• _Aim_
Wherever "minutes" appears in a line, list that line.
··· Information provided ···
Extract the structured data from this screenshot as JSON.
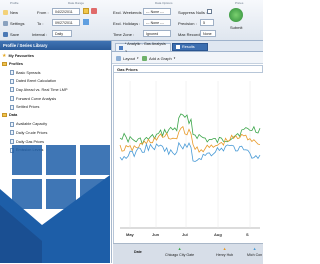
{
  "ribbon": {
    "groups": [
      "Profile",
      "Date Range",
      "Data Options",
      "Prices"
    ],
    "new_label": "New",
    "settings_label": "Settings",
    "save_label": "Save",
    "from_label": "From :",
    "from_value": "04/22/2011",
    "to_label": "To :",
    "to_value": "09/27/2011",
    "interval_label": "Interval :",
    "interval_value": "Daily",
    "excl_weekends_label": "Excl. Weekends :",
    "excl_weekends_value": "--- None ---",
    "excl_holidays_label": "Excl. Holidays :",
    "excl_holidays_value": "--- None ---",
    "timezone_label": "Time Zone :",
    "timezone_value": "Ignored",
    "suppress_label": "Suppress Nulls :",
    "precision_label": "Precision :",
    "precision_value": "5",
    "maxrecords_label": "Max Records :",
    "maxrecords_value": "None",
    "submit_label": "Submit"
  },
  "left": {
    "header": "Profile / Series Library",
    "tree": [
      {
        "label": "My Favourites",
        "kind": "star"
      },
      {
        "label": "Profiles",
        "kind": "folder"
      },
      {
        "label": "Basic Spreads",
        "kind": "doc"
      },
      {
        "label": "Dated Brent Calculation",
        "kind": "doc"
      },
      {
        "label": "Day Ahead vs. Real Time LMP",
        "kind": "doc"
      },
      {
        "label": "Forward Curve Analysis",
        "kind": "doc"
      },
      {
        "label": "Settled Prices",
        "kind": "doc"
      },
      {
        "label": "Data",
        "kind": "folder"
      },
      {
        "label": "Available Capacity",
        "kind": "doc"
      },
      {
        "label": "Daily Crude Prices",
        "kind": "doc"
      },
      {
        "label": "Daily Gas Prices",
        "kind": "doc"
      },
      {
        "label": "Emission Levels",
        "kind": "doc"
      }
    ]
  },
  "tabs": [
    {
      "label": "* Analytic - Gas Analysis 2"
    },
    {
      "label": "Results"
    }
  ],
  "toolbar2": {
    "layout_label": "Layout",
    "addgraph_label": "Add a Graph"
  },
  "chart_title": "Gas Prices",
  "chart_data": {
    "type": "line",
    "title": "Gas Prices",
    "x": [
      "May",
      "Jun",
      "Jul",
      "Aug",
      "S"
    ],
    "series": [
      {
        "name": "Chicago City Gate",
        "color": "#3da64b"
      },
      {
        "name": "Henry Hub",
        "color": "#e89a2a"
      },
      {
        "name": "Mich Con",
        "color": "#4a9bd6"
      }
    ],
    "legend_position": "bottom"
  },
  "legend_header": "Date",
  "colors": {
    "ribbon_bg": "#e4ebf3",
    "panel_header": "#2f62a3",
    "logo_blue": "#1d5ea8",
    "legend_bg": "#d7dee8"
  }
}
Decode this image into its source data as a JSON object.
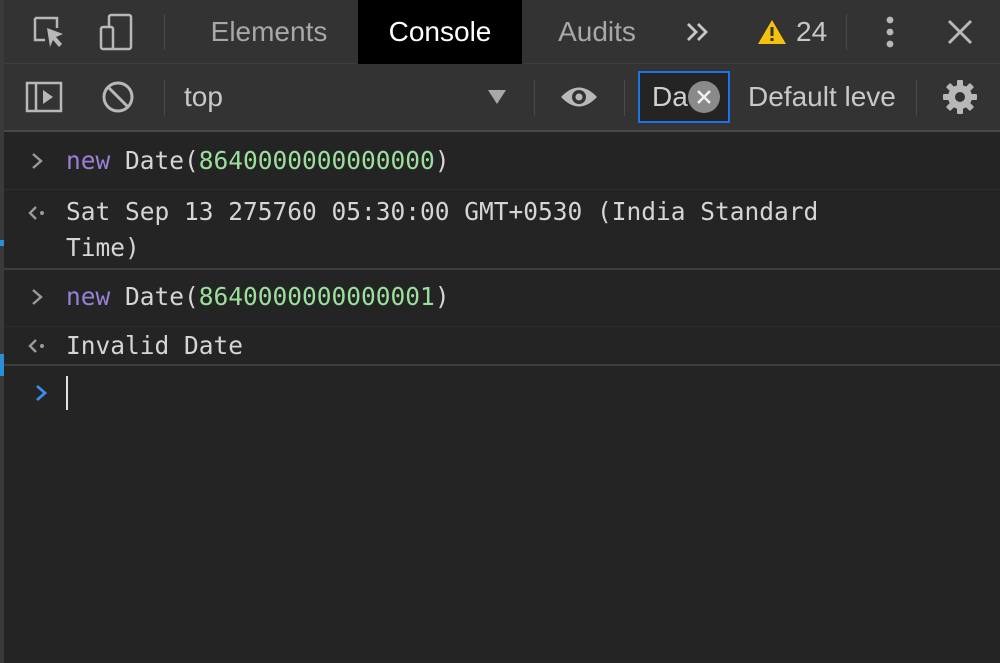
{
  "tabs": [
    {
      "label": "Elements",
      "active": false
    },
    {
      "label": "Console",
      "active": true
    },
    {
      "label": "Audits",
      "active": false
    }
  ],
  "warnings": {
    "count": "24",
    "color": "#f4c20d"
  },
  "toolbar": {
    "context": "top",
    "filter_text": "Da",
    "levels_label": "Default levels"
  },
  "console": {
    "entries": [
      {
        "type": "input",
        "keyword": "new",
        "call": "Date(",
        "arg": "8640000000000000",
        "close": ")"
      },
      {
        "type": "result",
        "line1": "Sat Sep 13 275760 05:30:00 GMT+0530 (India Standard",
        "line2": "Time)"
      },
      {
        "type": "input",
        "keyword": "new",
        "call": "Date(",
        "arg": "8640000000000001",
        "close": ")"
      },
      {
        "type": "result",
        "line1": "Invalid Date"
      }
    ],
    "prompt_color": "#3b8eea"
  },
  "colors": {
    "accent": "#1a73e8",
    "keyword": "#9a7fd6",
    "number": "#9bdf9c",
    "background": "#242424",
    "toolbar": "#333333"
  }
}
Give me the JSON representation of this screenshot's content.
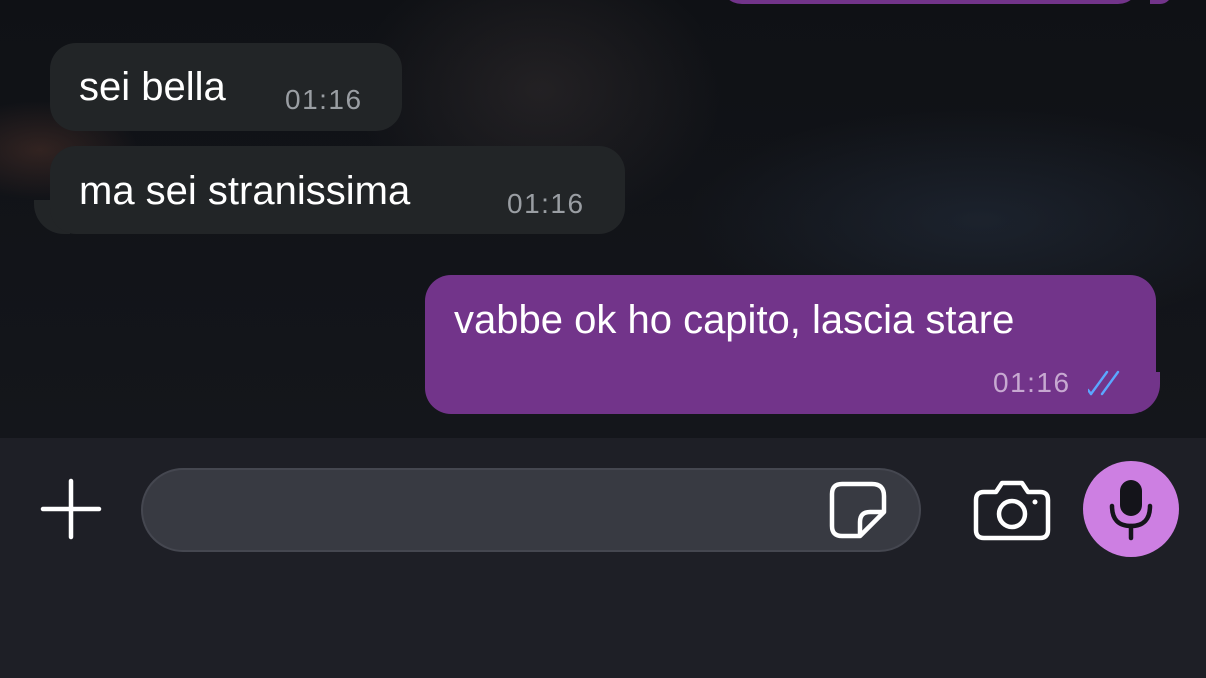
{
  "messages": [
    {
      "direction": "incoming",
      "text": "sei bella",
      "time": "01:16"
    },
    {
      "direction": "incoming",
      "text": "ma sei stranissima",
      "time": "01:16"
    },
    {
      "direction": "outgoing",
      "text": "vabbe ok ho capito, lascia stare",
      "time": "01:16",
      "status": "read",
      "status_icon": "double-check-icon"
    }
  ],
  "composer": {
    "input_value": "",
    "input_placeholder": "",
    "icons": {
      "attach": "plus-icon",
      "sticker": "sticker-icon",
      "camera": "camera-icon",
      "voice": "microphone-icon"
    }
  },
  "colors": {
    "incoming_bubble": "#222527",
    "outgoing_bubble": "#72348a",
    "read_ticks": "#5ba7ff",
    "mic_button": "#cd7fe2",
    "composer_bg": "#1e1f26",
    "input_bg": "#383a42"
  }
}
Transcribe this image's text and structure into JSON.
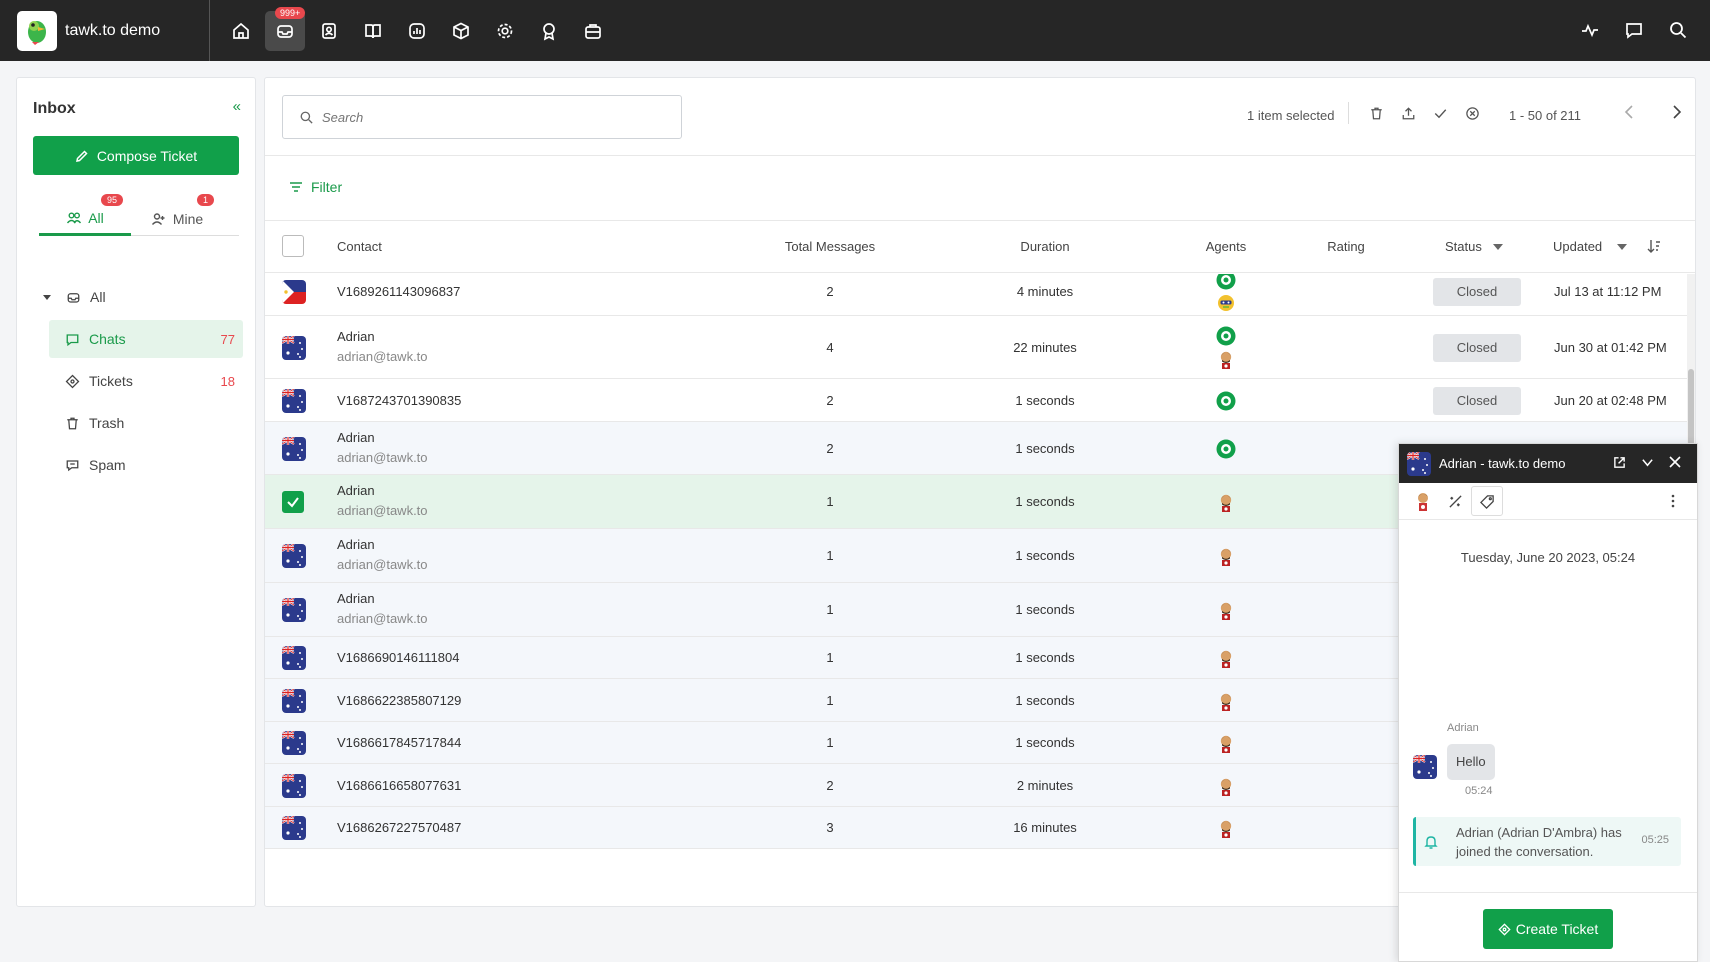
{
  "app": {
    "name": "tawk.to demo",
    "inbox_badge": "999+"
  },
  "sidebar": {
    "title": "Inbox",
    "compose_label": "Compose Ticket",
    "tabs": [
      {
        "label": "All",
        "badge": "95"
      },
      {
        "label": "Mine",
        "badge": "1"
      }
    ],
    "tree": {
      "root_label": "All",
      "items": [
        {
          "label": "Chats",
          "count": "77"
        },
        {
          "label": "Tickets",
          "count": "18"
        },
        {
          "label": "Trash"
        },
        {
          "label": "Spam"
        }
      ]
    }
  },
  "toolbar": {
    "search_placeholder": "Search",
    "selection_info": "1 item selected",
    "pagination": "1 - 50 of 211",
    "filter_label": "Filter"
  },
  "table": {
    "columns": {
      "contact": "Contact",
      "total_messages": "Total Messages",
      "duration": "Duration",
      "agents": "Agents",
      "rating": "Rating",
      "status": "Status",
      "updated": "Updated"
    },
    "rows": [
      {
        "flag": "ph",
        "name": "V1689261143096837",
        "email": "",
        "messages": "2",
        "duration": "4 minutes",
        "agents": [
          "tawk",
          "bot"
        ],
        "status": "Closed",
        "updated": "Jul 13 at 11:12 PM"
      },
      {
        "flag": "au",
        "name": "Adrian",
        "email": "adrian@tawk.to",
        "messages": "4",
        "duration": "22 minutes",
        "agents": [
          "tawk",
          "man"
        ],
        "status": "Closed",
        "updated": "Jun 30 at 01:42 PM"
      },
      {
        "flag": "au",
        "name": "V1687243701390835",
        "email": "",
        "messages": "2",
        "duration": "1 seconds",
        "agents": [
          "tawk"
        ],
        "status": "Closed",
        "updated": "Jun 20 at 02:48 PM"
      },
      {
        "flag": "au",
        "name": "Adrian",
        "email": "adrian@tawk.to",
        "messages": "2",
        "duration": "1 seconds",
        "agents": [
          "tawk"
        ],
        "status": "",
        "updated": ""
      },
      {
        "flag": "au",
        "name": "Adrian",
        "email": "adrian@tawk.to",
        "messages": "1",
        "duration": "1 seconds",
        "agents": [
          "man"
        ],
        "status": "",
        "updated": ""
      },
      {
        "flag": "au",
        "name": "Adrian",
        "email": "adrian@tawk.to",
        "messages": "1",
        "duration": "1 seconds",
        "agents": [
          "man"
        ],
        "status": "",
        "updated": ""
      },
      {
        "flag": "au",
        "name": "Adrian",
        "email": "adrian@tawk.to",
        "messages": "1",
        "duration": "1 seconds",
        "agents": [
          "man"
        ],
        "status": "",
        "updated": ""
      },
      {
        "flag": "au",
        "name": "V1686690146111804",
        "email": "",
        "messages": "1",
        "duration": "1 seconds",
        "agents": [
          "man"
        ],
        "status": "",
        "updated": ""
      },
      {
        "flag": "au",
        "name": "V1686622385807129",
        "email": "",
        "messages": "1",
        "duration": "1 seconds",
        "agents": [
          "man"
        ],
        "status": "",
        "updated": ""
      },
      {
        "flag": "au",
        "name": "V1686617845717844",
        "email": "",
        "messages": "1",
        "duration": "1 seconds",
        "agents": [
          "man"
        ],
        "status": "",
        "updated": ""
      },
      {
        "flag": "au",
        "name": "V1686616658077631",
        "email": "",
        "messages": "2",
        "duration": "2 minutes",
        "agents": [
          "man"
        ],
        "status": "",
        "updated": ""
      },
      {
        "flag": "au",
        "name": "V1686267227570487",
        "email": "",
        "messages": "3",
        "duration": "16 minutes",
        "agents": [
          "man"
        ],
        "status": "",
        "updated": ""
      }
    ]
  },
  "chat_window": {
    "title": "Adrian - tawk.to demo",
    "date": "Tuesday, June 20 2023, 05:24",
    "sender": "Adrian",
    "message": "Hello",
    "message_time": "05:24",
    "system_message": "Adrian (Adrian D'Ambra) has joined the conversation.",
    "system_time": "05:25",
    "create_ticket_label": "Create Ticket"
  },
  "colors": {
    "accent": "#11a04a",
    "topbar": "#262626",
    "badge": "#e8484d",
    "selected_row": "#e5f4ea"
  }
}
···
• _Solution to the problem_
        "duration": "4 minutes",
        "duration": "22 minutes",
        "duration": "2 minutes",
        "duration": "16 minutes",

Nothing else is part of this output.